# [Work to complete]
Pictures within the data are to be left out; everything else must be reproduced exactly.

# Records shown start

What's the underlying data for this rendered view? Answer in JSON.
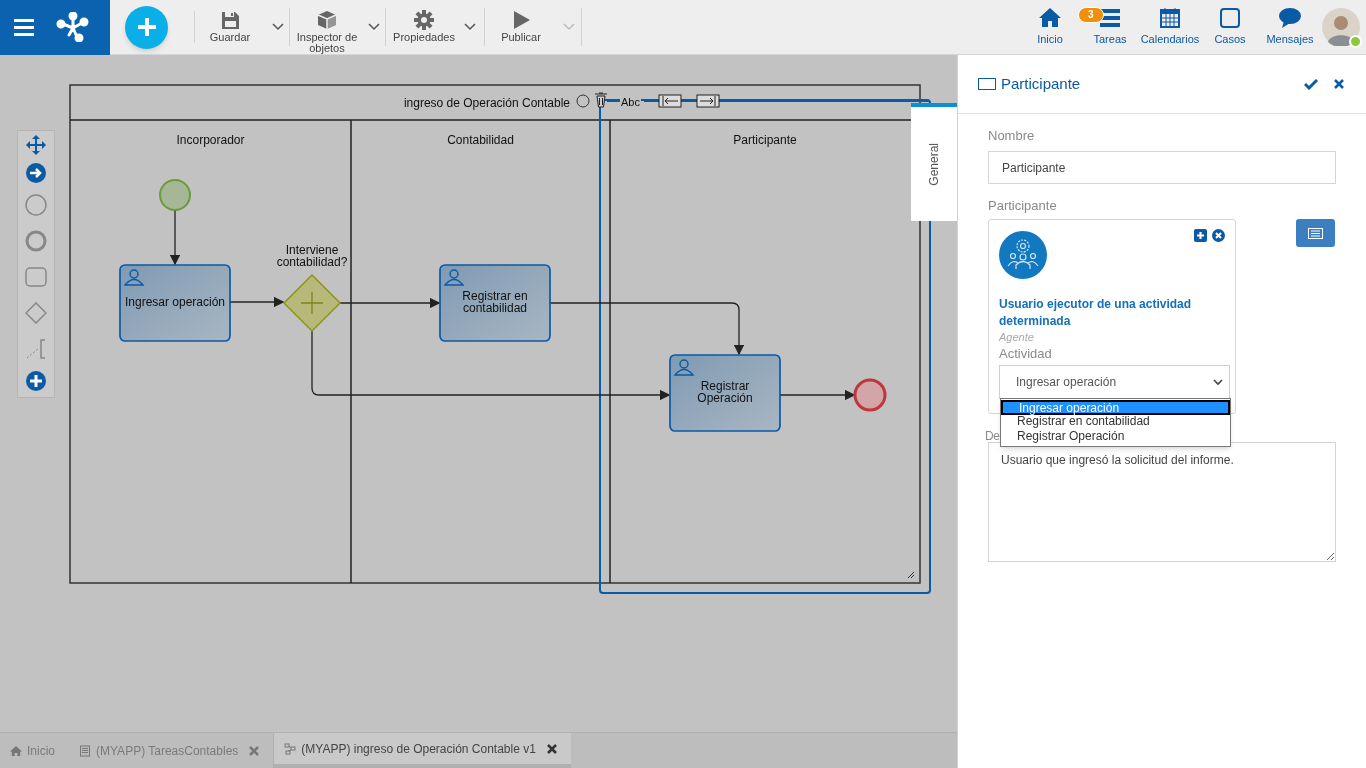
{
  "toolbar": [
    {
      "label": "Guardar",
      "caret_enabled": true
    },
    {
      "label": "Inspector de objetos",
      "caret_enabled": true
    },
    {
      "label": "Propiedades",
      "caret_enabled": true
    },
    {
      "label": "Publicar",
      "caret_enabled": false
    }
  ],
  "nav": [
    {
      "label": "Inicio"
    },
    {
      "label": "Tareas",
      "badge": "3"
    },
    {
      "label": "Calendarios"
    },
    {
      "label": "Casos"
    },
    {
      "label": "Mensajes"
    }
  ],
  "user": {
    "online": true
  },
  "diagram": {
    "pool_title": "ingreso de Operación Contable",
    "lanes": [
      "Incorporador",
      "Contabilidad",
      "Participante"
    ],
    "tasks": [
      {
        "label": "Ingresar operación"
      },
      {
        "label": "Registrar en contabilidad"
      },
      {
        "label": "Registrar Operación"
      }
    ],
    "gateway_label": "Interviene contabilidad?",
    "tool_text": "Abc"
  },
  "side_tabs": [
    {
      "label": "General",
      "selected": true
    }
  ],
  "panel": {
    "title": "Participante",
    "nombre_label": "Nombre",
    "nombre_value": "Participante",
    "participante_label": "Participante",
    "card": {
      "title": "Usuario ejecutor de una actividad determinada",
      "type": "Agente",
      "actividad_label": "Actividad",
      "actividad_value": "Ingresar operación"
    },
    "dropdown_options": [
      {
        "label": "Ingresar operación",
        "selected": true
      },
      {
        "label": "Registrar en contabilidad",
        "selected": false
      },
      {
        "label": "Registrar Operación",
        "selected": false
      }
    ],
    "descripcion_label": "De",
    "descripcion_value": "Usuario que ingresó la solicitud del informe."
  },
  "bottom_tabs": [
    {
      "label": "Inicio",
      "selected": false,
      "closable": false
    },
    {
      "label": "(MYAPP) TareasContables",
      "selected": false,
      "closable": true
    },
    {
      "label": "(MYAPP) ingreso de Operación Contable v1",
      "selected": true,
      "closable": true
    }
  ]
}
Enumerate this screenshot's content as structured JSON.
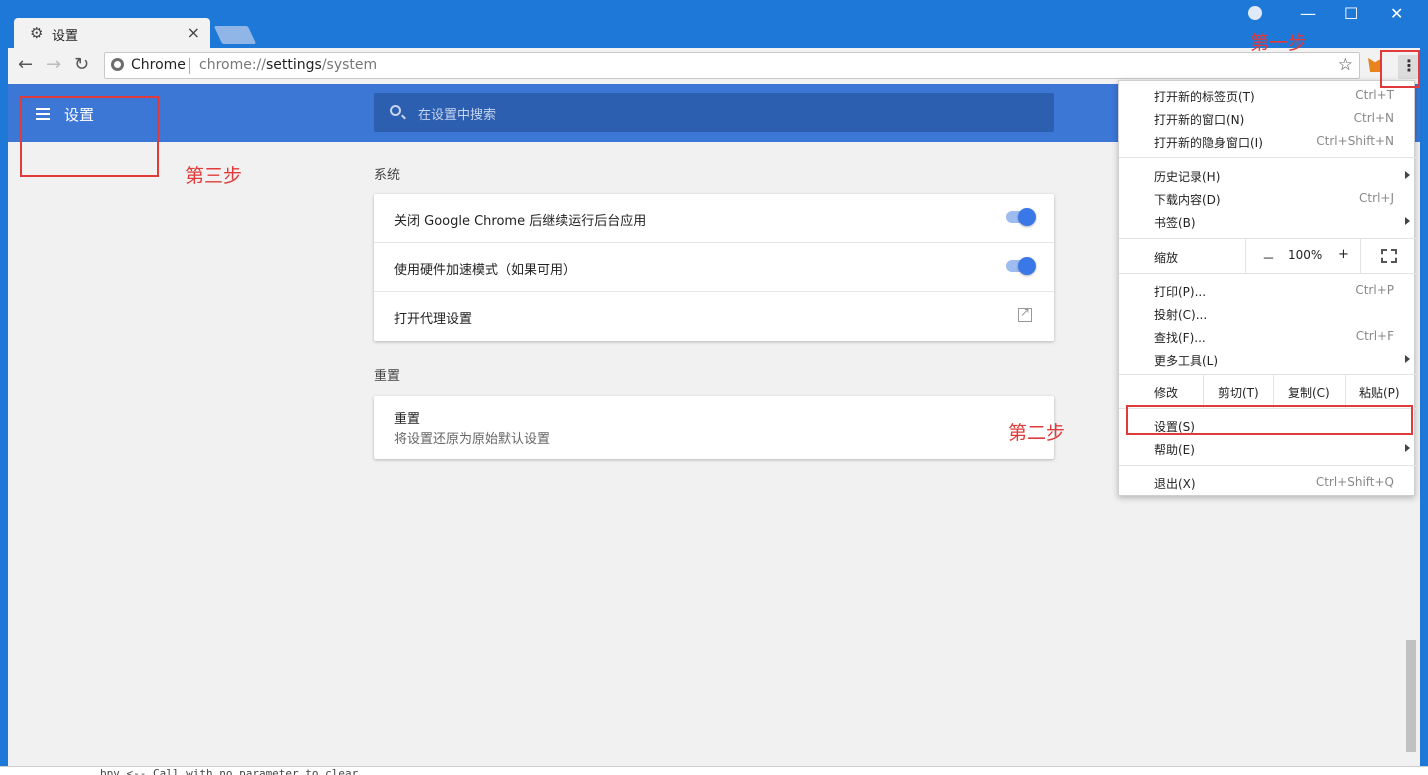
{
  "tab": {
    "title": "设置",
    "icon": "gear-icon",
    "close": "×"
  },
  "window_controls": {
    "minimize": "—",
    "maximize": "☐",
    "close": "✕"
  },
  "toolbar": {
    "back": "←",
    "forward": "→",
    "reload": "↻",
    "site_name": "Chrome",
    "url_prefix": "chrome://",
    "url_host": "settings",
    "url_path": "/system",
    "star": "☆",
    "menu": "⋮"
  },
  "header": {
    "title": "设置",
    "search_placeholder": "在设置中搜索"
  },
  "system": {
    "section_label": "系统",
    "rows": [
      {
        "label": "关闭 Google Chrome 后继续运行后台应用",
        "control": "toggle",
        "on": true
      },
      {
        "label": "使用硬件加速模式（如果可用）",
        "control": "toggle",
        "on": true
      },
      {
        "label": "打开代理设置",
        "control": "external-link"
      }
    ]
  },
  "reset": {
    "section_label": "重置",
    "title": "重置",
    "subtitle": "将设置还原为原始默认设置"
  },
  "bottom_text": "bpv        <-- Call with no parameter to clear",
  "menu": {
    "new_tab": "打开新的标签页(T)",
    "new_tab_short": "Ctrl+T",
    "new_window": "打开新的窗口(N)",
    "new_window_short": "Ctrl+N",
    "incognito": "打开新的隐身窗口(I)",
    "incognito_short": "Ctrl+Shift+N",
    "history": "历史记录(H)",
    "downloads": "下载内容(D)",
    "downloads_short": "Ctrl+J",
    "bookmarks": "书签(B)",
    "zoom_label": "缩放",
    "zoom_minus": "－",
    "zoom_value": "100%",
    "zoom_plus": "+",
    "print": "打印(P)...",
    "print_short": "Ctrl+P",
    "cast": "投射(C)...",
    "find": "查找(F)...",
    "find_short": "Ctrl+F",
    "more_tools": "更多工具(L)",
    "edit_label": "修改",
    "cut": "剪切(T)",
    "copy": "复制(C)",
    "paste": "粘贴(P)",
    "settings": "设置(S)",
    "help": "帮助(E)",
    "exit": "退出(X)",
    "exit_short": "Ctrl+Shift+Q"
  },
  "annotations": {
    "step1": "第一步",
    "step2": "第二步",
    "step3": "第三步"
  },
  "colors": {
    "accent": "#3c77d6",
    "annotation": "#e03a3a",
    "titlebar": "#1e78d7"
  }
}
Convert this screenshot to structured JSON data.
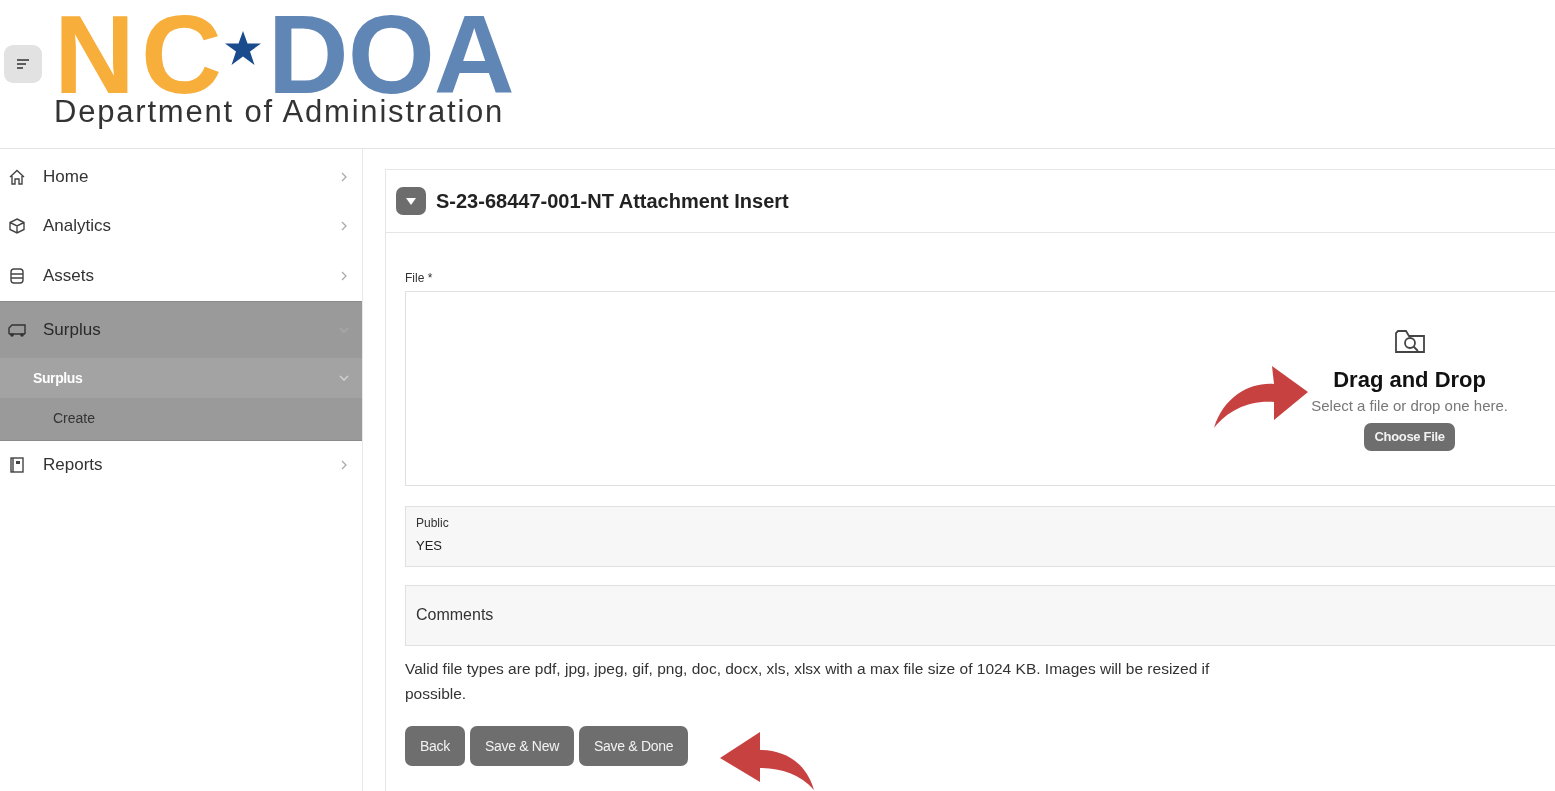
{
  "header": {
    "logo": {
      "left": "NC",
      "right": "DOA",
      "subtitle": "Department of Administration"
    }
  },
  "sidebar": {
    "items": [
      {
        "label": "Home",
        "expanded": false
      },
      {
        "label": "Analytics",
        "expanded": false
      },
      {
        "label": "Assets",
        "expanded": false
      },
      {
        "label": "Surplus",
        "expanded": true,
        "children": [
          {
            "label": "Surplus",
            "expanded": true,
            "children": [
              {
                "label": "Create"
              }
            ]
          }
        ]
      },
      {
        "label": "Reports",
        "expanded": false
      }
    ]
  },
  "region": {
    "title": "S-23-68447-001-NT Attachment Insert",
    "expanded": true,
    "file_field": {
      "label": "File *",
      "drop_title": "Drag and Drop",
      "drop_hint": "Select a file or drop one here.",
      "button": "Choose File"
    },
    "public_field": {
      "label": "Public",
      "value": "YES"
    },
    "comments_field": {
      "placeholder": "Comments"
    },
    "help_text": "Valid file types are pdf, jpg, jpeg, gif, png, doc, docx, xls, xlsx with a max file size of 1024 KB. Images will be resized if possible.",
    "buttons": [
      "Back",
      "Save & New",
      "Save & Done"
    ]
  },
  "callouts": [
    {
      "kind": "arrow-right"
    },
    {
      "kind": "arrow-left"
    }
  ]
}
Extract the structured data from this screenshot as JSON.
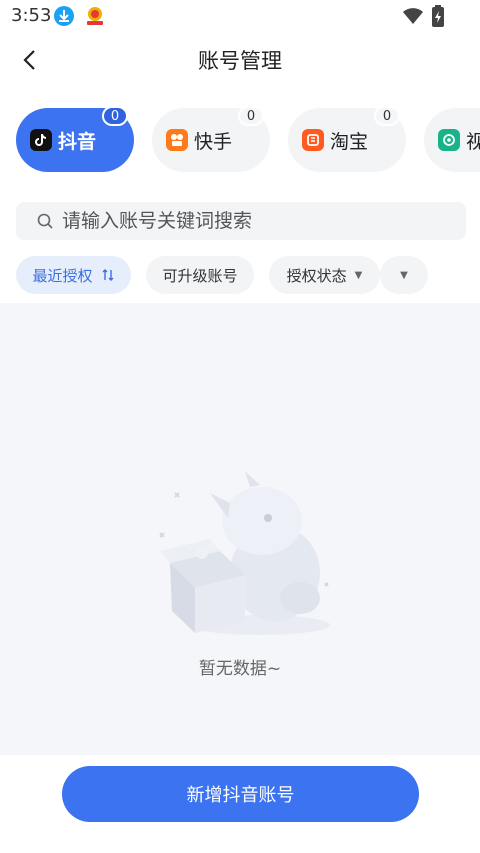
{
  "status_bar": {
    "time": "3:53"
  },
  "header": {
    "title": "账号管理"
  },
  "platform_tabs": [
    {
      "label": "抖音",
      "count": "0",
      "icon": "douyin-icon",
      "color": "#111111"
    },
    {
      "label": "快手",
      "count": "0",
      "icon": "kuaishou-icon",
      "color": "#ff7a1a"
    },
    {
      "label": "淘宝",
      "count": "0",
      "icon": "taobao-icon",
      "color": "#ff5a1f"
    },
    {
      "label": "视",
      "count": "",
      "icon": "shipin-icon",
      "color": "#19b38a"
    }
  ],
  "search": {
    "placeholder": "请输入账号关键词搜索"
  },
  "filters": [
    {
      "label": "最近授权",
      "icon": "sort-icon"
    },
    {
      "label": "可升级账号"
    },
    {
      "label": "授权状态",
      "icon": "caret-down-icon"
    },
    {
      "label": "",
      "icon": "caret-down-icon"
    }
  ],
  "empty_state": {
    "text": "暂无数据~"
  },
  "footer": {
    "button_label": "新增抖音账号"
  },
  "colors": {
    "primary": "#3c73f0",
    "background": "#f5f6fa"
  }
}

# Records shown end

# [Answer for the task]
What's the underlying data for this rendered view? Answer in JSON.
{
  "toolbar": [
    {
      "label": "Guardar",
      "caret_enabled": true
    },
    {
      "label": "Inspector de objetos",
      "caret_enabled": true
    },
    {
      "label": "Propiedades",
      "caret_enabled": true
    },
    {
      "label": "Publicar",
      "caret_enabled": false
    }
  ],
  "nav": [
    {
      "label": "Inicio"
    },
    {
      "label": "Tareas",
      "badge": "3"
    },
    {
      "label": "Calendarios"
    },
    {
      "label": "Casos"
    },
    {
      "label": "Mensajes"
    }
  ],
  "user": {
    "online": true
  },
  "diagram": {
    "pool_title": "ingreso de Operación Contable",
    "lanes": [
      "Incorporador",
      "Contabilidad",
      "Participante"
    ],
    "tasks": [
      {
        "label": "Ingresar operación"
      },
      {
        "label": "Registrar en contabilidad"
      },
      {
        "label": "Registrar Operación"
      }
    ],
    "gateway_label": "Interviene contabilidad?",
    "tool_text": "Abc"
  },
  "side_tabs": [
    {
      "label": "General",
      "selected": true
    }
  ],
  "panel": {
    "title": "Participante",
    "nombre_label": "Nombre",
    "nombre_value": "Participante",
    "participante_label": "Participante",
    "card": {
      "title": "Usuario ejecutor de una actividad determinada",
      "type": "Agente",
      "actividad_label": "Actividad",
      "actividad_value": "Ingresar operación"
    },
    "dropdown_options": [
      {
        "label": "Ingresar operación",
        "selected": true
      },
      {
        "label": "Registrar en contabilidad",
        "selected": false
      },
      {
        "label": "Registrar Operación",
        "selected": false
      }
    ],
    "descripcion_label": "De",
    "descripcion_value": "Usuario que ingresó la solicitud del informe."
  },
  "bottom_tabs": [
    {
      "label": "Inicio",
      "selected": false,
      "closable": false
    },
    {
      "label": "(MYAPP) TareasContables",
      "selected": false,
      "closable": true
    },
    {
      "label": "(MYAPP) ingreso de Operación Contable v1",
      "selected": true,
      "closable": true
    }
  ]
}
Enumerate this screenshot's content as structured JSON.
{
  "tab": {
    "title": "设置",
    "icon": "gear-icon",
    "close": "×"
  },
  "window_controls": {
    "minimize": "—",
    "maximize": "☐",
    "close": "✕"
  },
  "toolbar": {
    "back": "←",
    "forward": "→",
    "reload": "↻",
    "site_name": "Chrome",
    "url_prefix": "chrome://",
    "url_host": "settings",
    "url_path": "/system",
    "star": "☆",
    "menu": "⋮"
  },
  "header": {
    "title": "设置",
    "search_placeholder": "在设置中搜索"
  },
  "system": {
    "section_label": "系统",
    "rows": [
      {
        "label": "关闭 Google Chrome 后继续运行后台应用",
        "control": "toggle",
        "on": true
      },
      {
        "label": "使用硬件加速模式（如果可用）",
        "control": "toggle",
        "on": true
      },
      {
        "label": "打开代理设置",
        "control": "external-link"
      }
    ]
  },
  "reset": {
    "section_label": "重置",
    "title": "重置",
    "subtitle": "将设置还原为原始默认设置"
  },
  "bottom_text": "bpv        <-- Call with no parameter to clear",
  "menu": {
    "new_tab": "打开新的标签页(T)",
    "new_tab_short": "Ctrl+T",
    "new_window": "打开新的窗口(N)",
    "new_window_short": "Ctrl+N",
    "incognito": "打开新的隐身窗口(I)",
    "incognito_short": "Ctrl+Shift+N",
    "history": "历史记录(H)",
    "downloads": "下载内容(D)",
    "downloads_short": "Ctrl+J",
    "bookmarks": "书签(B)",
    "zoom_label": "缩放",
    "zoom_minus": "－",
    "zoom_value": "100%",
    "zoom_plus": "+",
    "print": "打印(P)...",
    "print_short": "Ctrl+P",
    "cast": "投射(C)...",
    "find": "查找(F)...",
    "find_short": "Ctrl+F",
    "more_tools": "更多工具(L)",
    "edit_label": "修改",
    "cut": "剪切(T)",
    "copy": "复制(C)",
    "paste": "粘贴(P)",
    "settings": "设置(S)",
    "help": "帮助(E)",
    "exit": "退出(X)",
    "exit_short": "Ctrl+Shift+Q"
  },
  "annotations": {
    "step1": "第一步",
    "step2": "第二步",
    "step3": "第三步"
  },
  "colors": {
    "accent": "#3c77d6",
    "annotation": "#e03a3a",
    "titlebar": "#1e78d7"
  }
}
Convert this screenshot to structured JSON data.
{
  "header": {
    "logo": {
      "left": "NC",
      "right": "DOA",
      "subtitle": "Department of Administration"
    }
  },
  "sidebar": {
    "items": [
      {
        "label": "Home",
        "expanded": false
      },
      {
        "label": "Analytics",
        "expanded": false
      },
      {
        "label": "Assets",
        "expanded": false
      },
      {
        "label": "Surplus",
        "expanded": true,
        "children": [
          {
            "label": "Surplus",
            "expanded": true,
            "children": [
              {
                "label": "Create"
              }
            ]
          }
        ]
      },
      {
        "label": "Reports",
        "expanded": false
      }
    ]
  },
  "region": {
    "title": "S-23-68447-001-NT Attachment Insert",
    "expanded": true,
    "file_field": {
      "label": "File *",
      "drop_title": "Drag and Drop",
      "drop_hint": "Select a file or drop one here.",
      "button": "Choose File"
    },
    "public_field": {
      "label": "Public",
      "value": "YES"
    },
    "comments_field": {
      "placeholder": "Comments"
    },
    "help_text": "Valid file types are pdf, jpg, jpeg, gif, png, doc, docx, xls, xlsx with a max file size of 1024 KB. Images will be resized if possible.",
    "buttons": [
      "Back",
      "Save & New",
      "Save & Done"
    ]
  },
  "callouts": [
    {
      "kind": "arrow-right"
    },
    {
      "kind": "arrow-left"
    }
  ]
}
Extract the structured data from this screenshot as JSON.
{
  "status_bar": {
    "time": "3:53"
  },
  "header": {
    "title": "账号管理"
  },
  "platform_tabs": [
    {
      "label": "抖音",
      "count": "0",
      "icon": "douyin-icon",
      "color": "#111111"
    },
    {
      "label": "快手",
      "count": "0",
      "icon": "kuaishou-icon",
      "color": "#ff7a1a"
    },
    {
      "label": "淘宝",
      "count": "0",
      "icon": "taobao-icon",
      "color": "#ff5a1f"
    },
    {
      "label": "视",
      "count": "",
      "icon": "shipin-icon",
      "color": "#19b38a"
    }
  ],
  "search": {
    "placeholder": "请输入账号关键词搜索"
  },
  "filters": [
    {
      "label": "最近授权",
      "icon": "sort-icon"
    },
    {
      "label": "可升级账号"
    },
    {
      "label": "授权状态",
      "icon": "caret-down-icon"
    },
    {
      "label": "",
      "icon": "caret-down-icon"
    }
  ],
  "empty_state": {
    "text": "暂无数据~"
  },
  "footer": {
    "button_label": "新增抖音账号"
  },
  "colors": {
    "primary": "#3c73f0",
    "background": "#f5f6fa"
  }
}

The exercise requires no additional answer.